## Work to do
What is the number of lines in the data holding the word "name"? Give that number by itself.

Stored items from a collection
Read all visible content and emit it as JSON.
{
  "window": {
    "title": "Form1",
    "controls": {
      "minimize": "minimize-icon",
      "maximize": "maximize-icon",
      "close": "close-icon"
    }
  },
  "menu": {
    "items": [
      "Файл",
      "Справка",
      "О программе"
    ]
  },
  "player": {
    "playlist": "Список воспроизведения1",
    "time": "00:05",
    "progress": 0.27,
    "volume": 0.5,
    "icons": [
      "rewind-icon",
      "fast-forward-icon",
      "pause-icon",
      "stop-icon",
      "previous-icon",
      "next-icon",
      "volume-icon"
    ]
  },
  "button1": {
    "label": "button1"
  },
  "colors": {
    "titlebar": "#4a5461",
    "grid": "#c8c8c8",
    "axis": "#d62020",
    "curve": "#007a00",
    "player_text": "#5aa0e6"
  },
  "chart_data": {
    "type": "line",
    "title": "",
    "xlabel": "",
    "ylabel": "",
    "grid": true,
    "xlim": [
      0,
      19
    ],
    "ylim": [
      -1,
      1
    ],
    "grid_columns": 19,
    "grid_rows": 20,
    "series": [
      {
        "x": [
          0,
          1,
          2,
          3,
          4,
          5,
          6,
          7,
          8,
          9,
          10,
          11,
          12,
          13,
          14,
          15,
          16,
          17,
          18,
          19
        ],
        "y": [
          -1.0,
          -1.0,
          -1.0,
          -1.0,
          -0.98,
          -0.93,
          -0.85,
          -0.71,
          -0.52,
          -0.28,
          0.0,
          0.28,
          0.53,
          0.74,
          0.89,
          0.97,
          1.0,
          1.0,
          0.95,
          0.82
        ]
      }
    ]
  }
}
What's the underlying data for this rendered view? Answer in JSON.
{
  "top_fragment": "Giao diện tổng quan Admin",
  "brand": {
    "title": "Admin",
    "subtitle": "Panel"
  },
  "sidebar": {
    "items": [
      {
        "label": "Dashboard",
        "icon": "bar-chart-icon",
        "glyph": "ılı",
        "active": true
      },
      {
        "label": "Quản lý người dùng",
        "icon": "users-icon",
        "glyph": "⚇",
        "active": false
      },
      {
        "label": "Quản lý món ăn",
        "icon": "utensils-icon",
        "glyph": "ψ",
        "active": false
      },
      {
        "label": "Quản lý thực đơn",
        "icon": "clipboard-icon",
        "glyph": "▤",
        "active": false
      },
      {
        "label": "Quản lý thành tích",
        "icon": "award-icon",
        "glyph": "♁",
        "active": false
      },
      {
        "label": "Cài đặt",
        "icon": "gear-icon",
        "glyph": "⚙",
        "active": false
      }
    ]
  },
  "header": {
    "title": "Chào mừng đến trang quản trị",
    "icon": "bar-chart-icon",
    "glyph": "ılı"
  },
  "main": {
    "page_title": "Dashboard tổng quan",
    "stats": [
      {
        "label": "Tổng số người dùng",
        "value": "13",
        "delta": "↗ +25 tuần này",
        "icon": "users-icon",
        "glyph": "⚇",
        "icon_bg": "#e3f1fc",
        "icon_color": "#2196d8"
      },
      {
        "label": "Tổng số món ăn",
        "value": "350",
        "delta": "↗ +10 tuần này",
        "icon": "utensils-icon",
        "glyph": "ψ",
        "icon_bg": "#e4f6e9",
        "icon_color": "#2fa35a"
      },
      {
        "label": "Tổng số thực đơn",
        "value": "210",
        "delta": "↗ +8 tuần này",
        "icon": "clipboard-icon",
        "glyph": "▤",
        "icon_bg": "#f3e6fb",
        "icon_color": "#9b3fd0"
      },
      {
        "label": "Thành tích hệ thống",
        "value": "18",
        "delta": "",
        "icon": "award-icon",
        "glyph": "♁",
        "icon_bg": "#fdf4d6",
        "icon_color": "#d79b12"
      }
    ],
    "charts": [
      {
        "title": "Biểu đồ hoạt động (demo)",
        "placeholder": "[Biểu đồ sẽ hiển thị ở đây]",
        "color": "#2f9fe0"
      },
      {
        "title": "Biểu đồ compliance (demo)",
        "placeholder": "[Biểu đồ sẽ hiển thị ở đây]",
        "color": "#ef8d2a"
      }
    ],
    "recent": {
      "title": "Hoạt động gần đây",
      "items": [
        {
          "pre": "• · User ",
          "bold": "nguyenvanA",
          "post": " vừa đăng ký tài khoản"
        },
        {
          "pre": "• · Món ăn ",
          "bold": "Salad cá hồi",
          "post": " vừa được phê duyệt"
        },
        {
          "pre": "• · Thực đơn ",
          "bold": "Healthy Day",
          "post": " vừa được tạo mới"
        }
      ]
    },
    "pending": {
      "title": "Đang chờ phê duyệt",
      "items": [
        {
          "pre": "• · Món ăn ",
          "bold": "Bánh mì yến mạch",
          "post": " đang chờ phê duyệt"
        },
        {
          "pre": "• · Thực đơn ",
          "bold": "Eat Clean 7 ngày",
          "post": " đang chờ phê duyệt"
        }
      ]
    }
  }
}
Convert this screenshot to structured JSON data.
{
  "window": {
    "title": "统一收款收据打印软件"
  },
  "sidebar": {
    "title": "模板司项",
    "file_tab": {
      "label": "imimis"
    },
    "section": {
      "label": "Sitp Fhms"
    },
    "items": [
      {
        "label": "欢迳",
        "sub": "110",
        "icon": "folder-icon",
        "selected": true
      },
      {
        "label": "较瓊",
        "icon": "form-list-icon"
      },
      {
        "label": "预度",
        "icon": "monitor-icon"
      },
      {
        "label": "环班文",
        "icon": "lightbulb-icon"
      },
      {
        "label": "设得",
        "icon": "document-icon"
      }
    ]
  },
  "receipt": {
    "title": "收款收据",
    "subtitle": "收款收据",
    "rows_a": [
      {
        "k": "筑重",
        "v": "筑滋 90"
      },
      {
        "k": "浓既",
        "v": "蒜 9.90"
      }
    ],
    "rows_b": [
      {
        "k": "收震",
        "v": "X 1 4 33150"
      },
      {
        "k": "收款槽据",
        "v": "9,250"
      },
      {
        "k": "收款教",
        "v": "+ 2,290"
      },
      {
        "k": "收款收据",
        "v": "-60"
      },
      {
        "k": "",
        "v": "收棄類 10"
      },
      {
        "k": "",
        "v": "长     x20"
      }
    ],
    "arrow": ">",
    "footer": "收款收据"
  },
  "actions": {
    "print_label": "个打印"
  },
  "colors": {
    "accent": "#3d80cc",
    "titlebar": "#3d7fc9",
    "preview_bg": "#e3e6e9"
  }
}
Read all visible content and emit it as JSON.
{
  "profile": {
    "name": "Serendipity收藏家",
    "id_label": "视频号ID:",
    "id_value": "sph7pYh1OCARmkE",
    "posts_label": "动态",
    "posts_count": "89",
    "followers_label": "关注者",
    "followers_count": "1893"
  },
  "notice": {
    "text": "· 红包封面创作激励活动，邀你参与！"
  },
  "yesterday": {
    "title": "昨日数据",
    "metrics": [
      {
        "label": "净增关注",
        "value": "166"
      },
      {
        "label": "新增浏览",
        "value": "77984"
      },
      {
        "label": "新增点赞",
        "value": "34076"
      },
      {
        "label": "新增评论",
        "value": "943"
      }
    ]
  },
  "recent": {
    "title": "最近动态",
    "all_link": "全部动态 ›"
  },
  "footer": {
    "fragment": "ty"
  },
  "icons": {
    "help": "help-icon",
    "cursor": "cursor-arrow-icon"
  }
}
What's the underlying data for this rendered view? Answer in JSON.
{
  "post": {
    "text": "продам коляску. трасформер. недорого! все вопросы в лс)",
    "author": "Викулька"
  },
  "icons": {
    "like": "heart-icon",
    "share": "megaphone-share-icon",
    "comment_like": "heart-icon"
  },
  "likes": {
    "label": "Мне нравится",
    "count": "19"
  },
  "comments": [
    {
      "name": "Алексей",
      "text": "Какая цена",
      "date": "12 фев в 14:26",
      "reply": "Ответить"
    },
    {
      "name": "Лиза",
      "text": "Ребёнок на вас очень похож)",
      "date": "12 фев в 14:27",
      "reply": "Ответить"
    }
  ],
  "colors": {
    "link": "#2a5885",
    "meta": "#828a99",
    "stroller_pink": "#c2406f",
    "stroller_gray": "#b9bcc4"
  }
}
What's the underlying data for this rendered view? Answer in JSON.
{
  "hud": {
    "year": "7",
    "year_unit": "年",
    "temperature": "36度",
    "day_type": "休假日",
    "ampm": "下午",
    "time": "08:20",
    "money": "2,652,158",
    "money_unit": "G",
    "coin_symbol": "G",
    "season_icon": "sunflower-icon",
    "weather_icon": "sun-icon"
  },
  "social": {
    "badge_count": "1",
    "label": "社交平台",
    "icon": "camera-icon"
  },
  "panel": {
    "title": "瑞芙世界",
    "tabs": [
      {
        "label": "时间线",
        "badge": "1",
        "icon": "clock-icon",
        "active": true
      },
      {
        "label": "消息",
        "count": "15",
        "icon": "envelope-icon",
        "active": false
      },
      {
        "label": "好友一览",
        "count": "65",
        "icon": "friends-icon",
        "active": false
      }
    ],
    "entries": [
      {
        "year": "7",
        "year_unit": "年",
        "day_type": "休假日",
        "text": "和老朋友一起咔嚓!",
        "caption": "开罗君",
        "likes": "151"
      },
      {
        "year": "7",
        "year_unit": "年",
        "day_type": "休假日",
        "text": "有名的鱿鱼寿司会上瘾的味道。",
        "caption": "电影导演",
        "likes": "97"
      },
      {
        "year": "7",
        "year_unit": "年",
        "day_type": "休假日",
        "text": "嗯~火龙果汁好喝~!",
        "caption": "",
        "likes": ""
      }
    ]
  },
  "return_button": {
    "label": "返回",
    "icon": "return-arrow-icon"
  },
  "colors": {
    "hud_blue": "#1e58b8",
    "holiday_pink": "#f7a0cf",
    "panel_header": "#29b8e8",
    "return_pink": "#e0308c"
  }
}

## Full solution
3